══ 给定文段 ══
微信公众号搜"智元新知"关注
微信扫一扫可直接关注哦!

Flink 实现指定时长或消息条数的触发器

Flink 中窗口是很重要的一个功能,而窗口又经常配合触发器一起使用。

Flink 自带的触发器大概有:

CountTrigger: 指定条数触发

ContinuousEventTimeTrigger:指定事件时间触发
ContinuousProcessingTimeTrigger:指定处理时间触发

ProcessingTimeTrigger: 认触发器,窗口结束触发
EventTimeTrigger: 认处理时间触发器,窗口结束触发

NeverTrigger:全局窗口触发器,不触发

但是没有可以指定时间和条数一起作为触发条件的触发器,所有就自己实现了一个(参考:ProcessingTimeTrigger、CountTrigger)

先看下测试数据生成代码,有个判断语句,随机睡眠一定时间,控制条数和时间触发器的都可以触发

while (true) {
      val map = Map("id" -> i, "createTime" -> getCreateTime(), "amt" -> (MathUtil.random.nextInt(10) + "." + MathUtil.random.nextInt(10)))
      val jsonObject: JSONObject = new JSONObject(map)
      println(jsonObject.toString())
      // topic current_day
      val msg = new ProducerRecord[String, String]("current_day", jsonObject.toString())
      producer.send(msg)
      producer.flush()
      if (MathUtil.random.nextBoolean()) {
        Thread.sleep(1500)
═══
══ 条目 ══
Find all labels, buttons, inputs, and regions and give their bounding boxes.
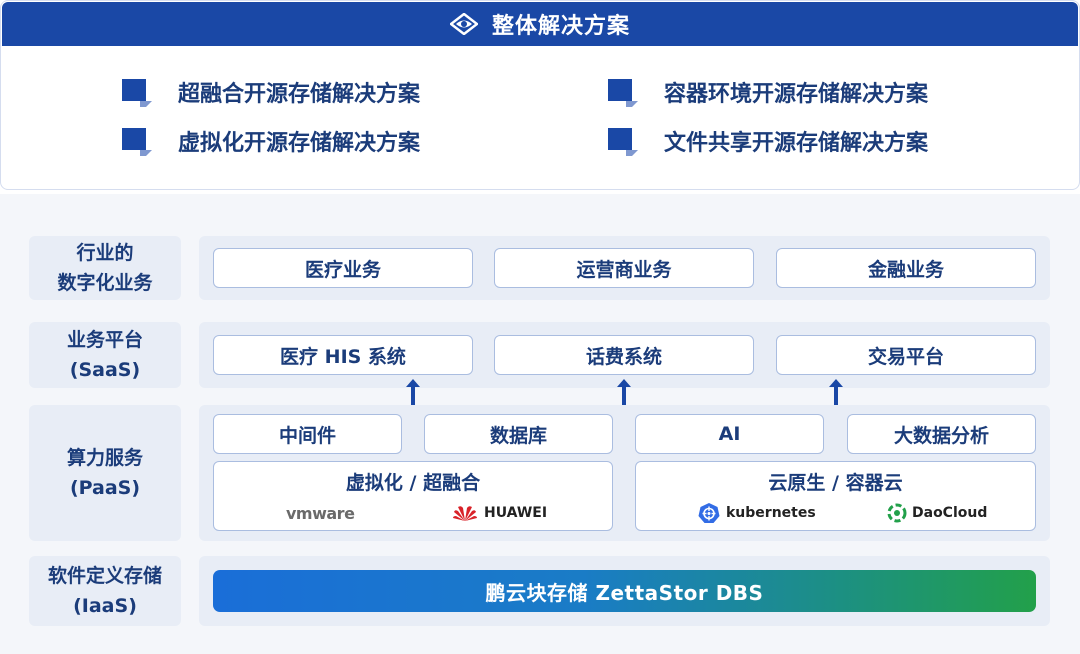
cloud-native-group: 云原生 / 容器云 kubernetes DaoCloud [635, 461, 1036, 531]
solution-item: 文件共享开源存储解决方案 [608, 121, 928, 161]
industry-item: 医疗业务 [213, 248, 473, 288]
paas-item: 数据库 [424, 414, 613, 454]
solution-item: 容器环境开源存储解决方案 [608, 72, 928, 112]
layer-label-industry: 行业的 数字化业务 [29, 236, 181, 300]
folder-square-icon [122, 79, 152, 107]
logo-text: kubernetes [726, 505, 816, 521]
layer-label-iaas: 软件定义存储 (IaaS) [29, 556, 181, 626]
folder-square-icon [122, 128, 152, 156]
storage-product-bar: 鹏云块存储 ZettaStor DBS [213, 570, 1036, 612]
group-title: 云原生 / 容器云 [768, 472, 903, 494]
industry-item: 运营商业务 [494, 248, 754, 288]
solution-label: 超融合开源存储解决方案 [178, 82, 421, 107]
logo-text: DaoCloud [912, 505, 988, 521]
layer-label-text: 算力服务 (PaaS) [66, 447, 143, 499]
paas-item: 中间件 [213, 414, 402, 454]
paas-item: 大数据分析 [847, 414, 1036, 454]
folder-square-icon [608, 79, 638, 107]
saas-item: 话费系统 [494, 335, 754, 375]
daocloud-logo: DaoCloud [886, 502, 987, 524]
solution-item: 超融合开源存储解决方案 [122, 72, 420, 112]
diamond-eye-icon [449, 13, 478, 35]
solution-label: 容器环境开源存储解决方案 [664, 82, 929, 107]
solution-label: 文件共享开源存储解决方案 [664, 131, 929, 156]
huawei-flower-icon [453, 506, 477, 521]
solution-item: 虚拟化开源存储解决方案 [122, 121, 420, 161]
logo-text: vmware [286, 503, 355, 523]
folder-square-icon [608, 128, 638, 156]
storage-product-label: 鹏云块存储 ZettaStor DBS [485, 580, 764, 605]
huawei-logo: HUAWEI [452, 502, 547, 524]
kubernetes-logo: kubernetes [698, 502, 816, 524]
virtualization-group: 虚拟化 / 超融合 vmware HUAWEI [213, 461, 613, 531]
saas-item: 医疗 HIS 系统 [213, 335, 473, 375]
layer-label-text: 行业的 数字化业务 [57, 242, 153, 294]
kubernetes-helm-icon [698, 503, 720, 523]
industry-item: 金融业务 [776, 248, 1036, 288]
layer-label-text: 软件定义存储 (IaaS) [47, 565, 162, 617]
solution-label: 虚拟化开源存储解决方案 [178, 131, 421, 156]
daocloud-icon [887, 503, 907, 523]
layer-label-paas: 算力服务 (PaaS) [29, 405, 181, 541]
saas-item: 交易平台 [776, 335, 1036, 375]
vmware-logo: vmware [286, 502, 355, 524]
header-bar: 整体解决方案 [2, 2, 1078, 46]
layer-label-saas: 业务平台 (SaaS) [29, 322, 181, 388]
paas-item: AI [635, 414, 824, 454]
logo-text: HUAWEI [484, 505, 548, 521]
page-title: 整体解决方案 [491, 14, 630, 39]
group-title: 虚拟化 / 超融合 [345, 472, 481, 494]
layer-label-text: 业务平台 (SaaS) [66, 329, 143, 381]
═══
• 任务集:
**1.** 请把这篇 Flink 触发器文章中从“先看下测试数据生成代码,有个”开始、一直到“Thread.sleep(1500)”为止的部分原样照抄下来。
**2.** 请列出这篇 Flink 触发器文章中提到的所有 Flink 自带触发器的名称。
这些记录是与文章无关的另一份材料。

• 答案列表:
**1.**
先看下测试数据生成代码,有个判断语句,随机睡眠一定时间,控制条数和时间触发器的都可以触发

while (true) {
      val map = Map("id" -> i, "createTime" -> getCreateTime(), "amt" -> (MathUtil.random.nextInt(10) + "." + MathUtil.random.nextInt(10)))
      val jsonObject: JSONObject = new JSONObject(map)
      println(jsonObject.toString())
      // topic current_day
      val msg = new ProducerRecord[String, String]("current_day", jsonObject.toString())
      producer.send(msg)
      producer.flush()
      if (MathUtil.random.nextBoolean()) {
        Thread.sleep(1500)

**2.** CountTrigger、ContinuousEventTimeTrigger、ContinuousProcessingTimeTrigger、ProcessingTimeTrigger、EventTimeTrigger、NeverTrigger